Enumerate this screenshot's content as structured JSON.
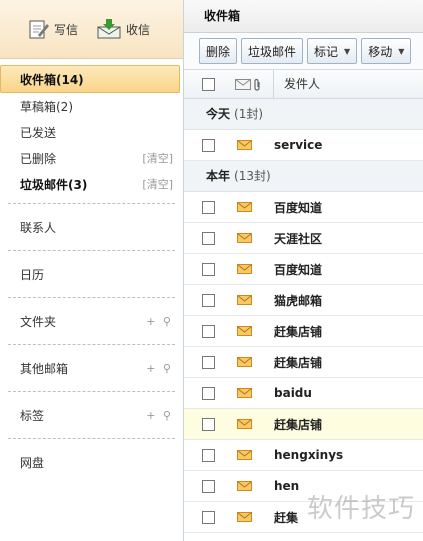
{
  "sidebar": {
    "write_label": "写信",
    "receive_label": "收信",
    "folders": [
      {
        "label": "收件箱(14)",
        "clear": ""
      },
      {
        "label": "草稿箱(2)",
        "clear": ""
      },
      {
        "label": "已发送",
        "clear": ""
      },
      {
        "label": "已删除",
        "clear": "[清空]"
      },
      {
        "label": "垃圾邮件(3)",
        "clear": "[清空]"
      }
    ],
    "contacts": "联系人",
    "calendar": "日历",
    "groups": [
      {
        "label": "文件夹",
        "actions": "+ ⚲"
      },
      {
        "label": "其他邮箱",
        "actions": "+ ⚲"
      },
      {
        "label": "标签",
        "actions": "+ ⚲"
      }
    ],
    "netdisk": "网盘"
  },
  "main": {
    "title": "收件箱",
    "toolbar": {
      "delete": "删除",
      "spam": "垃圾邮件",
      "mark": "标记",
      "move": "移动"
    },
    "header": {
      "from": "发件人"
    },
    "sections": [
      {
        "label": "今天",
        "count": "(1封)"
      },
      {
        "label": "本年",
        "count": "(13封)"
      }
    ],
    "today": [
      {
        "sender": "service"
      }
    ],
    "year": [
      {
        "sender": "百度知道"
      },
      {
        "sender": "天涯社区"
      },
      {
        "sender": "百度知道"
      },
      {
        "sender": "猫虎邮箱"
      },
      {
        "sender": "赶集店铺"
      },
      {
        "sender": "赶集店铺"
      },
      {
        "sender": "baidu"
      },
      {
        "sender": "赶集店铺"
      },
      {
        "sender": "hengxinys"
      },
      {
        "sender": "hen"
      },
      {
        "sender": "赶集"
      }
    ]
  },
  "watermark": "软件技巧",
  "colors": {
    "accent": "#f9d489",
    "envelope": "#e9a93a"
  }
}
• • •
Task details: Within the listing above, copy each line that has the string "sender".

Solution for this exercise:
        "sender": "service"
        "sender": "百度知道"
        "sender": "天涯社区"
        "sender": "百度知道"
        "sender": "猫虎邮箱"
        "sender": "赶集店铺"
        "sender": "赶集店铺"
        "sender": "baidu"
        "sender": "赶集店铺"
        "sender": "hengxinys"
        "sender": "hen"
        "sender": "赶集"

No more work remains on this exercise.